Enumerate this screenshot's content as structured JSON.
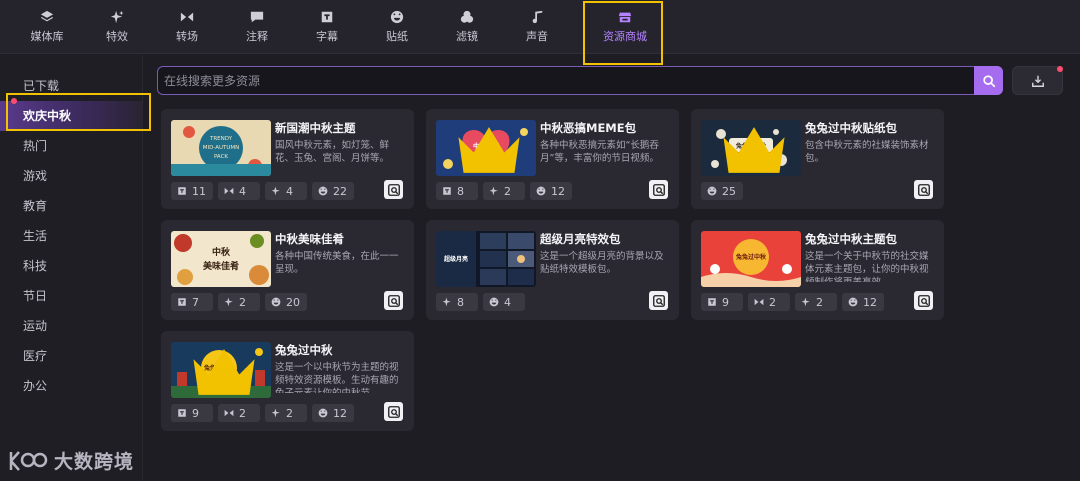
{
  "tabs": [
    {
      "label": "媒体库",
      "icon": "layers-icon"
    },
    {
      "label": "特效",
      "icon": "sparkle-icon"
    },
    {
      "label": "转场",
      "icon": "transition-icon"
    },
    {
      "label": "注释",
      "icon": "comment-icon"
    },
    {
      "label": "字幕",
      "icon": "subtitle-icon"
    },
    {
      "label": "贴纸",
      "icon": "sticker-icon"
    },
    {
      "label": "滤镜",
      "icon": "filter-icon"
    },
    {
      "label": "声音",
      "icon": "music-icon"
    },
    {
      "label": "资源商城",
      "icon": "store-icon",
      "active": true
    }
  ],
  "sidebar": {
    "items": [
      "已下载",
      "欢庆中秋",
      "热门",
      "游戏",
      "教育",
      "生活",
      "科技",
      "节日",
      "运动",
      "医疗",
      "办公"
    ],
    "active_index": 1
  },
  "search": {
    "placeholder": "在线搜索更多资源",
    "value": ""
  },
  "cards": [
    {
      "title": "新国潮中秋主题",
      "desc": "国风中秋元素，如灯笼、鲜花、玉兔、宫阁、月饼等。",
      "thumb_text": "TRENDY MID-AUTUMN PACK",
      "premium": false,
      "stats": [
        {
          "icon": "subtitle-icon",
          "value": "11"
        },
        {
          "icon": "transition-icon",
          "value": "4"
        },
        {
          "icon": "sparkle-icon",
          "value": "4"
        },
        {
          "icon": "sticker-icon",
          "value": "22"
        }
      ]
    },
    {
      "title": "中秋恶搞MEME包",
      "desc": "各种中秋恶搞元素如“长鹅吞月”等，丰富你的节日视频。",
      "thumb_text": "中秋恶搞 MEME包",
      "premium": true,
      "stats": [
        {
          "icon": "subtitle-icon",
          "value": "8"
        },
        {
          "icon": "sparkle-icon",
          "value": "2"
        },
        {
          "icon": "sticker-icon",
          "value": "12"
        }
      ]
    },
    {
      "title": "兔兔过中秋贴纸包",
      "desc": "包含中秋元素的社媒装饰素材包。",
      "thumb_text": "兔兔过中秋",
      "premium": true,
      "stats": [
        {
          "icon": "sticker-icon",
          "value": "25"
        }
      ]
    },
    {
      "title": "中秋美味佳肴",
      "desc": "各种中国传统美食，在此一一呈现。",
      "thumb_text": "中秋 美味佳肴",
      "premium": false,
      "stats": [
        {
          "icon": "subtitle-icon",
          "value": "7"
        },
        {
          "icon": "sparkle-icon",
          "value": "2"
        },
        {
          "icon": "sticker-icon",
          "value": "20"
        }
      ]
    },
    {
      "title": "超级月亮特效包",
      "desc": "这是一个超级月亮的背景以及贴纸特效模板包。",
      "thumb_text": "超级月亮",
      "premium": false,
      "stats": [
        {
          "icon": "sparkle-icon",
          "value": "8"
        },
        {
          "icon": "sticker-icon",
          "value": "4"
        }
      ]
    },
    {
      "title": "兔兔过中秋主题包",
      "desc": "这是一个关于中秋节的社交媒体元素主题包，让你的中秋视频制作将更美高效。",
      "thumb_text": "兔兔过中秋",
      "premium": false,
      "stats": [
        {
          "icon": "subtitle-icon",
          "value": "9"
        },
        {
          "icon": "transition-icon",
          "value": "2"
        },
        {
          "icon": "sparkle-icon",
          "value": "2"
        },
        {
          "icon": "sticker-icon",
          "value": "12"
        }
      ]
    },
    {
      "title": "兔兔过中秋",
      "desc": "这是一个以中秋节为主题的视频特效资源模板。生动有趣的兔子元素让你的中秋节。",
      "thumb_text": "兔兔过中秋",
      "premium": true,
      "stats": [
        {
          "icon": "subtitle-icon",
          "value": "9"
        },
        {
          "icon": "transition-icon",
          "value": "2"
        },
        {
          "icon": "sparkle-icon",
          "value": "2"
        },
        {
          "icon": "sticker-icon",
          "value": "12"
        }
      ]
    }
  ],
  "watermark": "大数跨境",
  "colors": {
    "accent": "#a56cf0",
    "highlight": "#f2c200",
    "background": "#1e1d24",
    "card": "#2a2931"
  }
}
--*--
Directions for this task: Read through the entries and copy every line that includes "label".

Exercise solution:
      "label": "媒体库",
      "label": "特效",
      "label": "转场",
      "label": "注释",
      "label": "字幕",
      "label": "贴纸",
      "label": "滤镜",
      "label": "声音",
      "label": "资源商城",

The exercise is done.